### TASK BRIEF
Your task is to output the data exactly as it stands.

### Extracted records
** start **
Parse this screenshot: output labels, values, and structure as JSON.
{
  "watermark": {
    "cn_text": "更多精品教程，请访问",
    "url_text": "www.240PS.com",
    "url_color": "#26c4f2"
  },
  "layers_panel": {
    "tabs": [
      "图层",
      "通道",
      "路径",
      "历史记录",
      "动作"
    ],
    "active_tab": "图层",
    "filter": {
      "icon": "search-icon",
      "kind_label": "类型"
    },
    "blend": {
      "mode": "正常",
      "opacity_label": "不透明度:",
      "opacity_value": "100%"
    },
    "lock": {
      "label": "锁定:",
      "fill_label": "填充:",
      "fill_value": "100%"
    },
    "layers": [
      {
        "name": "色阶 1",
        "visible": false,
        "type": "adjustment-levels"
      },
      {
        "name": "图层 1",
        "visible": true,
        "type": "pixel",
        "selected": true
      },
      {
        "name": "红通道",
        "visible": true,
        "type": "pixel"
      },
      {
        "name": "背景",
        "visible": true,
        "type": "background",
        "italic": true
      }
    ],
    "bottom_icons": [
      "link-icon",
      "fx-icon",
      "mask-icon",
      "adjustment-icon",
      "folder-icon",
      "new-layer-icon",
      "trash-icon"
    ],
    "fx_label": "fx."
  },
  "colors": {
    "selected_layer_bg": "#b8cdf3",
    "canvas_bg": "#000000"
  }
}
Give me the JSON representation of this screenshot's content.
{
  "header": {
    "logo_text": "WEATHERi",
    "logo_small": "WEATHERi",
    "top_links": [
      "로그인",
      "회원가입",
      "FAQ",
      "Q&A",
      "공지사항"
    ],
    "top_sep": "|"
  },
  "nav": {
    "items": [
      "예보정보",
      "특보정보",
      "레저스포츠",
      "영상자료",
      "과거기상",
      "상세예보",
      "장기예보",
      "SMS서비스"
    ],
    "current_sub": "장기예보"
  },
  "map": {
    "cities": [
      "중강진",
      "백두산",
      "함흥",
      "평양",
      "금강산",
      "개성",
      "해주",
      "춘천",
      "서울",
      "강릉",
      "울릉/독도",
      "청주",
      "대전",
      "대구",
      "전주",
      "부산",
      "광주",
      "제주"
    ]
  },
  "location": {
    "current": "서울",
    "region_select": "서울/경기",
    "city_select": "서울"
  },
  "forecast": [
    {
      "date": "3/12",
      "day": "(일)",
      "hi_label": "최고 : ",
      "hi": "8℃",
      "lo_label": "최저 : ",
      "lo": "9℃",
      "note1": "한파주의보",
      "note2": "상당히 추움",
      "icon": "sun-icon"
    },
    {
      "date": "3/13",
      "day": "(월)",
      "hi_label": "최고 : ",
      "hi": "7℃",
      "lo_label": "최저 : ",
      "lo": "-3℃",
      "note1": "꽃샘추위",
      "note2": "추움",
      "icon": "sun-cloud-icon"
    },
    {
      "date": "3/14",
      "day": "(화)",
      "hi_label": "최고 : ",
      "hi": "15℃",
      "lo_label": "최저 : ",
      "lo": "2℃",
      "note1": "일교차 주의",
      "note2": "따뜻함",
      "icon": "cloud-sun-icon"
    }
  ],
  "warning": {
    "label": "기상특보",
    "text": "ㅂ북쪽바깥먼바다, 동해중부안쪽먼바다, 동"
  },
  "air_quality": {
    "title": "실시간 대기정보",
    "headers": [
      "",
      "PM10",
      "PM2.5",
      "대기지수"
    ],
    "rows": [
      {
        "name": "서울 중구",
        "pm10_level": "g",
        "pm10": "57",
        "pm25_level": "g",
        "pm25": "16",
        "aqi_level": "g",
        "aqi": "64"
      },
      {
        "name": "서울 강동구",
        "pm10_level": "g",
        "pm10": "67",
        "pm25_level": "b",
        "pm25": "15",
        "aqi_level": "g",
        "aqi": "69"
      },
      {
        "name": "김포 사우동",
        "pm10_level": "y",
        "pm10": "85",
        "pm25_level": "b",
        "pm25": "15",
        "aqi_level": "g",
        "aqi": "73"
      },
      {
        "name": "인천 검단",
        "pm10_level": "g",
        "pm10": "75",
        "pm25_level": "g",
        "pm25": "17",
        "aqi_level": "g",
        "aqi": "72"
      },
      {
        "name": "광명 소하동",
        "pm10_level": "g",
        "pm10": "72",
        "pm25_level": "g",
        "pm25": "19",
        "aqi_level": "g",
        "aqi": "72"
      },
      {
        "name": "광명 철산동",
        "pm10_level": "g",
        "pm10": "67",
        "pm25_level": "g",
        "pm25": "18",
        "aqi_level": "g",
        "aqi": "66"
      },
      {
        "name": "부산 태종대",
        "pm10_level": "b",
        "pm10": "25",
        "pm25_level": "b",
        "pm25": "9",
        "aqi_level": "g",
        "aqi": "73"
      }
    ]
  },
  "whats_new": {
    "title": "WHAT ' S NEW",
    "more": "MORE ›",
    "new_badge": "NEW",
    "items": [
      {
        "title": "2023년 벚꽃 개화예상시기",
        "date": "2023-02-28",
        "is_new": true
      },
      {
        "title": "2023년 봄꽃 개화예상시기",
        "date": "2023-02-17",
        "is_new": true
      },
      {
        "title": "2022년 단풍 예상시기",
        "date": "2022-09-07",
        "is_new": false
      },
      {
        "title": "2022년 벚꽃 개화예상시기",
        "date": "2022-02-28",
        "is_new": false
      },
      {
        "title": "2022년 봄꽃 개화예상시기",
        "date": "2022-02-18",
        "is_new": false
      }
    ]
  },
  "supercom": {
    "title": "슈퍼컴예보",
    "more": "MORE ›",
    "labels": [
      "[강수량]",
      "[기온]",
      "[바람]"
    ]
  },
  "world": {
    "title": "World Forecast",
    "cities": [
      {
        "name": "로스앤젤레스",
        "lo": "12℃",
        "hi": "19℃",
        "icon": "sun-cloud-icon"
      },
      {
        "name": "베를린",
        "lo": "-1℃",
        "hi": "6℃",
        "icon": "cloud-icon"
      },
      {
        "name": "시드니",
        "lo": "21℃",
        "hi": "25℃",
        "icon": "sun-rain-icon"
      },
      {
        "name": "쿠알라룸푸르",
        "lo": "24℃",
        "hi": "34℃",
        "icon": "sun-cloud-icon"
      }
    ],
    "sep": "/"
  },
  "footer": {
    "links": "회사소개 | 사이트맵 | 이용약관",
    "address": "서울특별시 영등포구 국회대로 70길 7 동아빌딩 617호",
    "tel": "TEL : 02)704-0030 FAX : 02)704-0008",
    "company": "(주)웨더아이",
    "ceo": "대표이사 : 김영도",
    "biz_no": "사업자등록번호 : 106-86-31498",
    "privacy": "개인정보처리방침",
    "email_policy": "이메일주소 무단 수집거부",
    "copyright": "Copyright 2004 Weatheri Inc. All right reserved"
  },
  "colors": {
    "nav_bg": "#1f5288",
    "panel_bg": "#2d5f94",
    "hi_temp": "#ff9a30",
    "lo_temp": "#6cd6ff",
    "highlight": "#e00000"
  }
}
** end **
### RESULT OF THE EXERCISE
Parse this screenshot: output labels, values, and structure as JSON.
{
  "watermark": {
    "cn_text": "更多精品教程，请访问",
    "url_text": "www.240PS.com",
    "url_color": "#26c4f2"
  },
  "layers_panel": {
    "tabs": [
      "图层",
      "通道",
      "路径",
      "历史记录",
      "动作"
    ],
    "active_tab": "图层",
    "filter": {
      "icon": "search-icon",
      "kind_label": "类型"
    },
    "blend": {
      "mode": "正常",
      "opacity_label": "不透明度:",
      "opacity_value": "100%"
    },
    "lock": {
      "label": "锁定:",
      "fill_label": "填充:",
      "fill_value": "100%"
    },
    "layers": [
      {
        "name": "色阶 1",
        "visible": false,
        "type": "adjustment-levels"
      },
      {
        "name": "图层 1",
        "visible": true,
        "type": "pixel",
        "selected": true
      },
      {
        "name": "红通道",
        "visible": true,
        "type": "pixel"
      },
      {
        "name": "背景",
        "visible": true,
        "type": "background",
        "italic": true
      }
    ],
    "bottom_icons": [
      "link-icon",
      "fx-icon",
      "mask-icon",
      "adjustment-icon",
      "folder-icon",
      "new-layer-icon",
      "trash-icon"
    ],
    "fx_label": "fx."
  },
  "colors": {
    "selected_layer_bg": "#b8cdf3",
    "canvas_bg": "#000000"
  }
}
Give me the JSON representation of this screenshot's content.
{
  "header": {
    "logo_text": "WEATHERi",
    "logo_small": "WEATHERi",
    "top_links": [
      "로그인",
      "회원가입",
      "FAQ",
      "Q&A",
      "공지사항"
    ],
    "top_sep": "|"
  },
  "nav": {
    "items": [
      "예보정보",
      "특보정보",
      "레저스포츠",
      "영상자료",
      "과거기상",
      "상세예보",
      "장기예보",
      "SMS서비스"
    ],
    "current_sub": "장기예보"
  },
  "map": {
    "cities": [
      "중강진",
      "백두산",
      "함흥",
      "평양",
      "금강산",
      "개성",
      "해주",
      "춘천",
      "서울",
      "강릉",
      "울릉/독도",
      "청주",
      "대전",
      "대구",
      "전주",
      "부산",
      "광주",
      "제주"
    ]
  },
  "location": {
    "current": "서울",
    "region_select": "서울/경기",
    "city_select": "서울"
  },
  "forecast": [
    {
      "date": "3/12",
      "day": "(일)",
      "hi_label": "최고 : ",
      "hi": "8℃",
      "lo_label": "최저 : ",
      "lo": "9℃",
      "note1": "한파주의보",
      "note2": "상당히 추움",
      "icon": "sun-icon"
    },
    {
      "date": "3/13",
      "day": "(월)",
      "hi_label": "최고 : ",
      "hi": "7℃",
      "lo_label": "최저 : ",
      "lo": "-3℃",
      "note1": "꽃샘추위",
      "note2": "추움",
      "icon": "sun-cloud-icon"
    },
    {
      "date": "3/14",
      "day": "(화)",
      "hi_label": "최고 : ",
      "hi": "15℃",
      "lo_label": "최저 : ",
      "lo": "2℃",
      "note1": "일교차 주의",
      "note2": "따뜻함",
      "icon": "cloud-sun-icon"
    }
  ],
  "warning": {
    "label": "기상특보",
    "text": "ㅂ북쪽바깥먼바다, 동해중부안쪽먼바다, 동"
  },
  "air_quality": {
    "title": "실시간 대기정보",
    "headers": [
      "",
      "PM10",
      "PM2.5",
      "대기지수"
    ],
    "rows": [
      {
        "name": "서울 중구",
        "pm10_level": "g",
        "pm10": "57",
        "pm25_level": "g",
        "pm25": "16",
        "aqi_level": "g",
        "aqi": "64"
      },
      {
        "name": "서울 강동구",
        "pm10_level": "g",
        "pm10": "67",
        "pm25_level": "b",
        "pm25": "15",
        "aqi_level": "g",
        "aqi": "69"
      },
      {
        "name": "김포 사우동",
        "pm10_level": "y",
        "pm10": "85",
        "pm25_level": "b",
        "pm25": "15",
        "aqi_level": "g",
        "aqi": "73"
      },
      {
        "name": "인천 검단",
        "pm10_level": "g",
        "pm10": "75",
        "pm25_level": "g",
        "pm25": "17",
        "aqi_level": "g",
        "aqi": "72"
      },
      {
        "name": "광명 소하동",
        "pm10_level": "g",
        "pm10": "72",
        "pm25_level": "g",
        "pm25": "19",
        "aqi_level": "g",
        "aqi": "72"
      },
      {
        "name": "광명 철산동",
        "pm10_level": "g",
        "pm10": "67",
        "pm25_level": "g",
        "pm25": "18",
        "aqi_level": "g",
        "aqi": "66"
      },
      {
        "name": "부산 태종대",
        "pm10_level": "b",
        "pm10": "25",
        "pm25_level": "b",
        "pm25": "9",
        "aqi_level": "g",
        "aqi": "73"
      }
    ]
  },
  "whats_new": {
    "title": "WHAT ' S NEW",
    "more": "MORE ›",
    "new_badge": "NEW",
    "items": [
      {
        "title": "2023년 벚꽃 개화예상시기",
        "date": "2023-02-28",
        "is_new": true
      },
      {
        "title": "2023년 봄꽃 개화예상시기",
        "date": "2023-02-17",
        "is_new": true
      },
      {
        "title": "2022년 단풍 예상시기",
        "date": "2022-09-07",
        "is_new": false
      },
      {
        "title": "2022년 벚꽃 개화예상시기",
        "date": "2022-02-28",
        "is_new": false
      },
      {
        "title": "2022년 봄꽃 개화예상시기",
        "date": "2022-02-18",
        "is_new": false
      }
    ]
  },
  "supercom": {
    "title": "슈퍼컴예보",
    "more": "MORE ›",
    "labels": [
      "[강수량]",
      "[기온]",
      "[바람]"
    ]
  },
  "world": {
    "title": "World Forecast",
    "cities": [
      {
        "name": "로스앤젤레스",
        "lo": "12℃",
        "hi": "19℃",
        "icon": "sun-cloud-icon"
      },
      {
        "name": "베를린",
        "lo": "-1℃",
        "hi": "6℃",
        "icon": "cloud-icon"
      },
      {
        "name": "시드니",
        "lo": "21℃",
        "hi": "25℃",
        "icon": "sun-rain-icon"
      },
      {
        "name": "쿠알라룸푸르",
        "lo": "24℃",
        "hi": "34℃",
        "icon": "sun-cloud-icon"
      }
    ],
    "sep": "/"
  },
  "footer": {
    "links": "회사소개 | 사이트맵 | 이용약관",
    "address": "서울특별시 영등포구 국회대로 70길 7 동아빌딩 617호",
    "tel": "TEL : 02)704-0030 FAX : 02)704-0008",
    "company": "(주)웨더아이",
    "ceo": "대표이사 : 김영도",
    "biz_no": "사업자등록번호 : 106-86-31498",
    "privacy": "개인정보처리방침",
    "email_policy": "이메일주소 무단 수집거부",
    "copyright": "Copyright 2004 Weatheri Inc. All right reserved"
  },
  "colors": {
    "nav_bg": "#1f5288",
    "panel_bg": "#2d5f94",
    "hi_temp": "#ff9a30",
    "lo_temp": "#6cd6ff",
    "highlight": "#e00000"
  }
}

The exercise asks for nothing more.